__Work to do__: Copy the entries below exactly. Images do not belong in the copy.

++++++++

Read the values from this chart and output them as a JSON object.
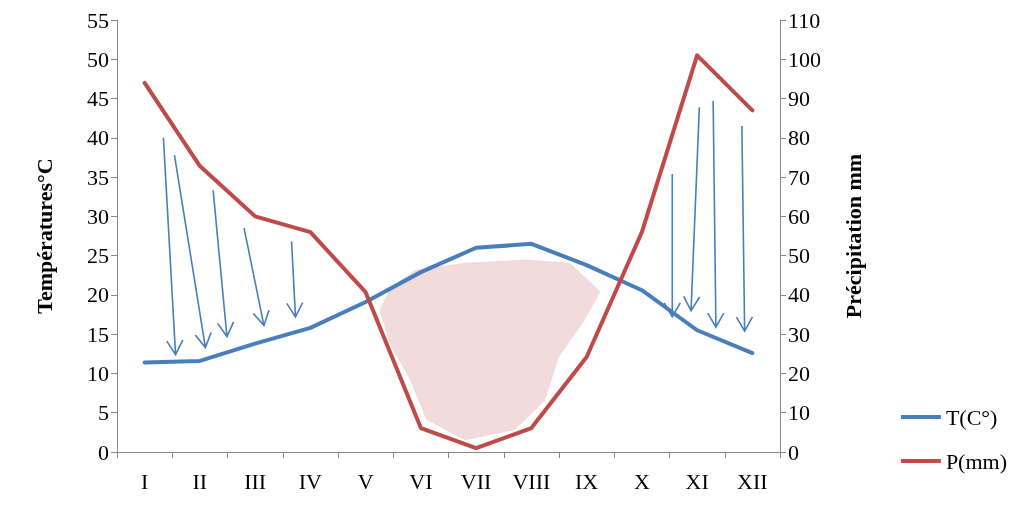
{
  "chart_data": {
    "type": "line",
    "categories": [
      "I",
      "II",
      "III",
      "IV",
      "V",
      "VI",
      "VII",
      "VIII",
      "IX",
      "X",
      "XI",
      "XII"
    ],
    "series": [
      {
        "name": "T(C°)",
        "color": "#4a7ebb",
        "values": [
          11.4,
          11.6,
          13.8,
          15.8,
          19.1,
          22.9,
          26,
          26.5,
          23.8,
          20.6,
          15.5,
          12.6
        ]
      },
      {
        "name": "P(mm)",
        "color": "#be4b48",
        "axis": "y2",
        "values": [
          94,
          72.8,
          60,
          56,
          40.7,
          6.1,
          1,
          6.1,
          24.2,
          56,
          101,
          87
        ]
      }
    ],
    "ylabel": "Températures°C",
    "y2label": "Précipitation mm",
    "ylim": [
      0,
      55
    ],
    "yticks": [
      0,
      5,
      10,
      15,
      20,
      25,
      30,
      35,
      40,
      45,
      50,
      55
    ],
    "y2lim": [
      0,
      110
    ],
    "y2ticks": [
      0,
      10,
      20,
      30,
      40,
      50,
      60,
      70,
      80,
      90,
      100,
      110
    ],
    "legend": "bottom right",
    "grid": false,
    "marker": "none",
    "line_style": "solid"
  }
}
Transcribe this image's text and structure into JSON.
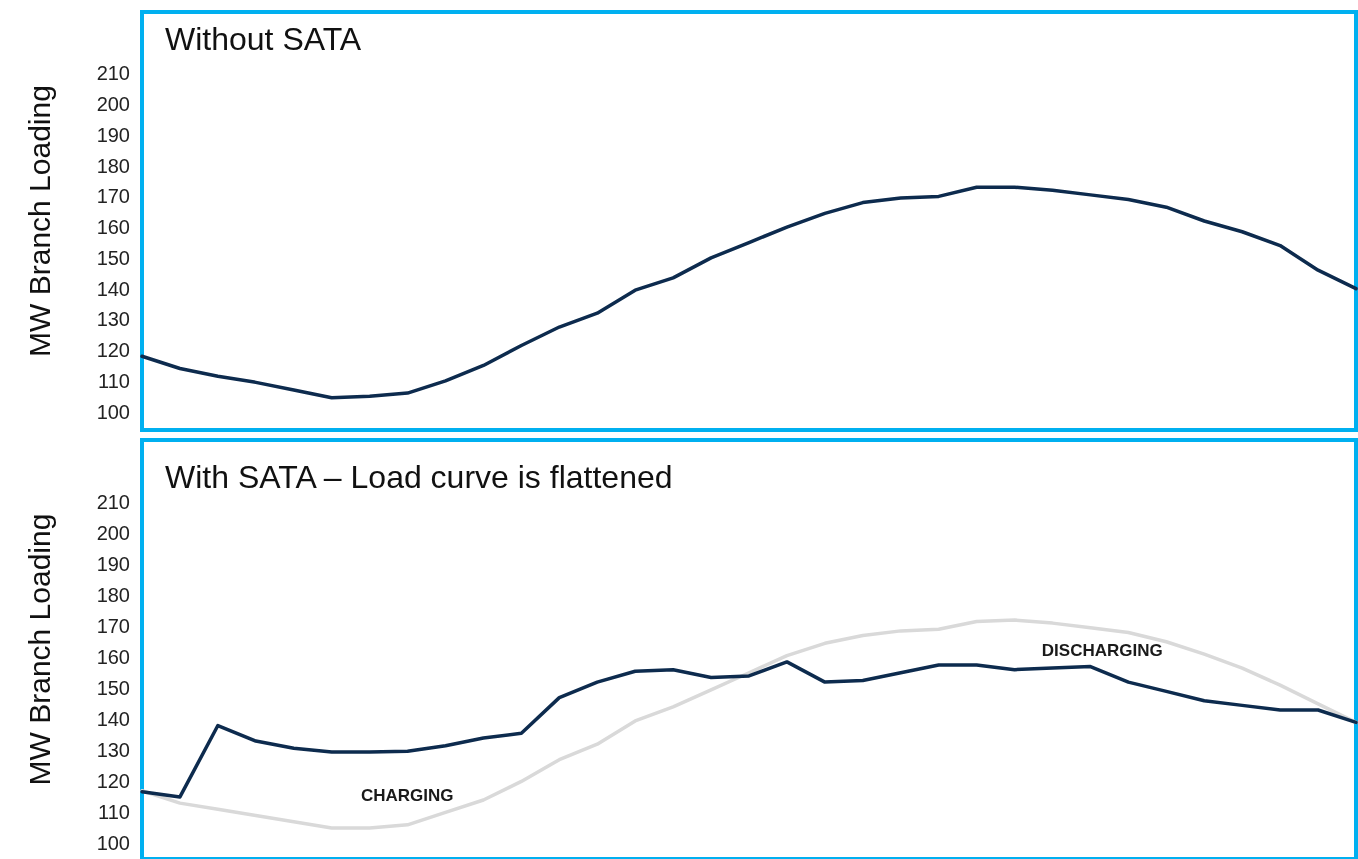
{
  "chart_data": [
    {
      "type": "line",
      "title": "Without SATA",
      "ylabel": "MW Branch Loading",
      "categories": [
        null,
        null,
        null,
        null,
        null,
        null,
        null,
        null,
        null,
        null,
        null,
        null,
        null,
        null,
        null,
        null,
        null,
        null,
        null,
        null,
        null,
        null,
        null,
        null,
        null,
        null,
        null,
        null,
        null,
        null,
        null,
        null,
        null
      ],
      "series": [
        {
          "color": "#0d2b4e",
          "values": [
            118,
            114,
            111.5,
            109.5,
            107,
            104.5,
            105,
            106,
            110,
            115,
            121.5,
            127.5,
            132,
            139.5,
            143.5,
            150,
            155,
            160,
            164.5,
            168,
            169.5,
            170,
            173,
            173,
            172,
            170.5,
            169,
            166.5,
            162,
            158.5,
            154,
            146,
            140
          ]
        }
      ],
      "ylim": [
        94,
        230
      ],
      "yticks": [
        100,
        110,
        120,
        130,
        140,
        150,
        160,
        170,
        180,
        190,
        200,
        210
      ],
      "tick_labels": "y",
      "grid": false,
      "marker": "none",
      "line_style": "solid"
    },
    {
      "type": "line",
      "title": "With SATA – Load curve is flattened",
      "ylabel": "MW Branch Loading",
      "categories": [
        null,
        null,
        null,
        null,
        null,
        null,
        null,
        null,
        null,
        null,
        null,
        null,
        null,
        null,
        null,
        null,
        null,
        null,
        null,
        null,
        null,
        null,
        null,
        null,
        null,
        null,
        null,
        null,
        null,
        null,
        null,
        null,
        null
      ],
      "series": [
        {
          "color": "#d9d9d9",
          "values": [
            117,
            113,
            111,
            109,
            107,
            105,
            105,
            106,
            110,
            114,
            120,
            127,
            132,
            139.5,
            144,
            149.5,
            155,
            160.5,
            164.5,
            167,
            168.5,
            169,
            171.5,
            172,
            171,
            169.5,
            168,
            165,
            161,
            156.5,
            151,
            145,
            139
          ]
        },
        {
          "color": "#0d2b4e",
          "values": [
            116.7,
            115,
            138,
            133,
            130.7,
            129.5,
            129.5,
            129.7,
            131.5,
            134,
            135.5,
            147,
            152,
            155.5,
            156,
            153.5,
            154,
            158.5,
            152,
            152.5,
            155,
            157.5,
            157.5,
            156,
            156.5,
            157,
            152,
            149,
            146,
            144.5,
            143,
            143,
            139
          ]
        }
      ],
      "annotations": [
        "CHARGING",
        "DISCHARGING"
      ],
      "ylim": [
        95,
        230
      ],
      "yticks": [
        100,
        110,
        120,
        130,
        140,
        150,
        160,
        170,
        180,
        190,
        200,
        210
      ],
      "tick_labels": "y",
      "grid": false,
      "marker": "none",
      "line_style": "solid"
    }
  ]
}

++++++++

__The answer__:
Read the values from this chart and output them as a JSON object.
{
  "chart_data": {
    "type": "line",
    "categories": [
      "I",
      "II",
      "III",
      "IV",
      "V",
      "VI",
      "VII",
      "VIII",
      "IX",
      "X",
      "XI",
      "XII"
    ],
    "series": [
      {
        "name": "T(C°)",
        "color": "#4a7ebb",
        "values": [
          11.4,
          11.6,
          13.8,
          15.8,
          19.1,
          22.9,
          26,
          26.5,
          23.8,
          20.6,
          15.5,
          12.6
        ]
      },
      {
        "name": "P(mm)",
        "color": "#be4b48",
        "axis": "y2",
        "values": [
          94,
          72.8,
          60,
          56,
          40.7,
          6.1,
          1,
          6.1,
          24.2,
          56,
          101,
          87
        ]
      }
    ],
    "ylabel": "Températures°C",
    "y2label": "Précipitation mm",
    "ylim": [
      0,
      55
    ],
    "yticks": [
      0,
      5,
      10,
      15,
      20,
      25,
      30,
      35,
      40,
      45,
      50,
      55
    ],
    "y2lim": [
      0,
      110
    ],
    "y2ticks": [
      0,
      10,
      20,
      30,
      40,
      50,
      60,
      70,
      80,
      90,
      100,
      110
    ],
    "legend": "bottom right",
    "grid": false,
    "marker": "none",
    "line_style": "solid"
  }
}
Transcribe this image's text and structure into JSON.
{
  "chart_data": [
    {
      "type": "line",
      "title": "Without SATA",
      "ylabel": "MW Branch Loading",
      "categories": [
        null,
        null,
        null,
        null,
        null,
        null,
        null,
        null,
        null,
        null,
        null,
        null,
        null,
        null,
        null,
        null,
        null,
        null,
        null,
        null,
        null,
        null,
        null,
        null,
        null,
        null,
        null,
        null,
        null,
        null,
        null,
        null,
        null
      ],
      "series": [
        {
          "color": "#0d2b4e",
          "values": [
            118,
            114,
            111.5,
            109.5,
            107,
            104.5,
            105,
            106,
            110,
            115,
            121.5,
            127.5,
            132,
            139.5,
            143.5,
            150,
            155,
            160,
            164.5,
            168,
            169.5,
            170,
            173,
            173,
            172,
            170.5,
            169,
            166.5,
            162,
            158.5,
            154,
            146,
            140
          ]
        }
      ],
      "ylim": [
        94,
        230
      ],
      "yticks": [
        100,
        110,
        120,
        130,
        140,
        150,
        160,
        170,
        180,
        190,
        200,
        210
      ],
      "tick_labels": "y",
      "grid": false,
      "marker": "none",
      "line_style": "solid"
    },
    {
      "type": "line",
      "title": "With SATA – Load curve is flattened",
      "ylabel": "MW Branch Loading",
      "categories": [
        null,
        null,
        null,
        null,
        null,
        null,
        null,
        null,
        null,
        null,
        null,
        null,
        null,
        null,
        null,
        null,
        null,
        null,
        null,
        null,
        null,
        null,
        null,
        null,
        null,
        null,
        null,
        null,
        null,
        null,
        null,
        null,
        null
      ],
      "series": [
        {
          "color": "#d9d9d9",
          "values": [
            117,
            113,
            111,
            109,
            107,
            105,
            105,
            106,
            110,
            114,
            120,
            127,
            132,
            139.5,
            144,
            149.5,
            155,
            160.5,
            164.5,
            167,
            168.5,
            169,
            171.5,
            172,
            171,
            169.5,
            168,
            165,
            161,
            156.5,
            151,
            145,
            139
          ]
        },
        {
          "color": "#0d2b4e",
          "values": [
            116.7,
            115,
            138,
            133,
            130.7,
            129.5,
            129.5,
            129.7,
            131.5,
            134,
            135.5,
            147,
            152,
            155.5,
            156,
            153.5,
            154,
            158.5,
            152,
            152.5,
            155,
            157.5,
            157.5,
            156,
            156.5,
            157,
            152,
            149,
            146,
            144.5,
            143,
            143,
            139
          ]
        }
      ],
      "annotations": [
        "CHARGING",
        "DISCHARGING"
      ],
      "ylim": [
        95,
        230
      ],
      "yticks": [
        100,
        110,
        120,
        130,
        140,
        150,
        160,
        170,
        180,
        190,
        200,
        210
      ],
      "tick_labels": "y",
      "grid": false,
      "marker": "none",
      "line_style": "solid"
    }
  ]
}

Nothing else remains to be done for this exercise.